=== Work instructions ===
Check each line of the data for "type" and select those that have it.

=== Source material ===
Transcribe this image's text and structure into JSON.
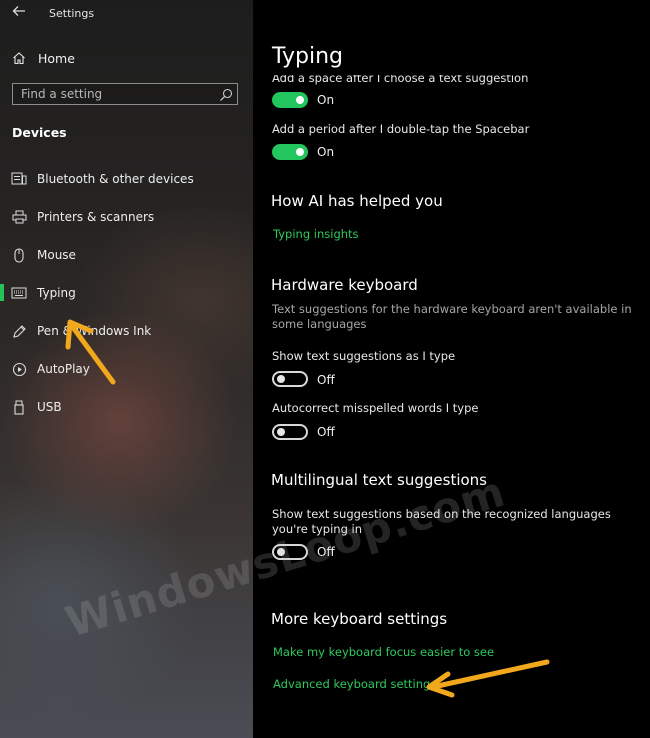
{
  "window": {
    "title": "Settings"
  },
  "sidebar": {
    "home_label": "Home",
    "search_placeholder": "Find a setting",
    "section_title": "Devices",
    "items": [
      {
        "label": "Bluetooth & other devices",
        "icon": "bluetooth-devices-icon"
      },
      {
        "label": "Printers & scanners",
        "icon": "printer-icon"
      },
      {
        "label": "Mouse",
        "icon": "mouse-icon"
      },
      {
        "label": "Typing",
        "icon": "keyboard-icon",
        "active": true
      },
      {
        "label": "Pen & Windows Ink",
        "icon": "pen-icon"
      },
      {
        "label": "AutoPlay",
        "icon": "autoplay-icon"
      },
      {
        "label": "USB",
        "icon": "usb-icon"
      }
    ]
  },
  "main": {
    "title": "Typing",
    "settings_top": [
      {
        "label": "Add a space after I choose a text suggestion",
        "state": "On"
      },
      {
        "label": "Add a period after I double-tap the Spacebar",
        "state": "On"
      }
    ],
    "ai_section": {
      "heading": "How AI has helped you",
      "link": "Typing insights"
    },
    "hardware": {
      "heading": "Hardware keyboard",
      "description": "Text suggestions for the hardware keyboard aren't available in some languages",
      "settings": [
        {
          "label": "Show text suggestions as I type",
          "state": "Off"
        },
        {
          "label": "Autocorrect misspelled words I type",
          "state": "Off"
        }
      ]
    },
    "multilingual": {
      "heading": "Multilingual text suggestions",
      "label": "Show text suggestions based on the recognized languages you're typing in",
      "state": "Off"
    },
    "more": {
      "heading": "More keyboard settings",
      "links": [
        "Make my keyboard focus easier to see",
        "Advanced keyboard settings"
      ]
    }
  },
  "watermark": "WindowsLoop.com",
  "colors": {
    "accent": "#22c55e",
    "annotation_arrow": "#f2a81d",
    "background": "#000000"
  }
}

=== Output for this task ===
          "label": "Show text suggestions as I type",
          "label": "Autocorrect misspelled words I type",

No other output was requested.